* _Requirements_
Below is a set of records; restate each one word for word.

* _Available records_
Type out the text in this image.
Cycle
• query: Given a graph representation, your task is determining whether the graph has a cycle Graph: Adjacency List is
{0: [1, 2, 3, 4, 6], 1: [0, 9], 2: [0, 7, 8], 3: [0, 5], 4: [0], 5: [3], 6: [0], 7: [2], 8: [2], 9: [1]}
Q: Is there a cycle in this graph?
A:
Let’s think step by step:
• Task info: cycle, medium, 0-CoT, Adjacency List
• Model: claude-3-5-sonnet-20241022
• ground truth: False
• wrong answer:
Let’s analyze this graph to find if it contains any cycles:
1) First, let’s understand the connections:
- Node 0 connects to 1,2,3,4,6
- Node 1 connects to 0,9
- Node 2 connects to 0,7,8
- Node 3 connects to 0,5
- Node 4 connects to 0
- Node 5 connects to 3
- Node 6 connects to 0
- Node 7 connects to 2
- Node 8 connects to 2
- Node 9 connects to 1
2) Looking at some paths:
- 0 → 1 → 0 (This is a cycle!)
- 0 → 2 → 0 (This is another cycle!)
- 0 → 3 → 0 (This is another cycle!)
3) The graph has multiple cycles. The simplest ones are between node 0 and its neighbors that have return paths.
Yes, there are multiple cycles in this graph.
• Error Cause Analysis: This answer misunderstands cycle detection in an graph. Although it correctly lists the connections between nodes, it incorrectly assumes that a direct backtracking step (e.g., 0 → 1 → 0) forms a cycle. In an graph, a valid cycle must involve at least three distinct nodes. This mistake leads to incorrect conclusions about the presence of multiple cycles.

* _Result of this exercise_
Type out the text in this image.
Cycle
• query: Given a graph representation, your task is determining whether the graph has a cycle Graph: Adjacency List is
{0: [1, 2, 3, 4, 6], 1: [0, 9], 2: [0, 7, 8], 3: [0, 5], 4: [0], 5: [3], 6: [0], 7: [2], 8: [2], 9: [1]}
Q: Is there a cycle in this graph?
A:
Let’s think step by step:
• Task info: cycle, medium, 0-CoT, Adjacency List
• Model: claude-3-5-sonnet-20241022
• ground truth: False
• wrong answer:
Let’s analyze this graph to find if it contains any cycles:
1) First, let’s understand the connections:
- Node 0 connects to 1,2,3,4,6
- Node 1 connects to 0,9
- Node 2 connects to 0,7,8
- Node 3 connects to 0,5
- Node 4 connects to 0
- Node 5 connects to 3
- Node 6 connects to 0
- Node 7 connects to 2
- Node 8 connects to 2
- Node 9 connects to 1
2) Looking at some paths:
- 0 → 1 → 0 (This is a cycle!)
- 0 → 2 → 0 (This is another cycle!)
- 0 → 3 → 0 (This is another cycle!)
3) The graph has multiple cycles. The simplest ones are between node 0 and its neighbors that have return paths.
Yes, there are multiple cycles in this graph.
• Error Cause Analysis: This answer misunderstands cycle detection in an graph. Although it correctly lists the connections between nodes, it incorrectly assumes that a direct backtracking step (e.g., 0 → 1 → 0) forms a cycle. In an graph, a valid cycle must involve at least three distinct nodes. This mistake leads to incorrect conclusions about the presence of multiple cycles.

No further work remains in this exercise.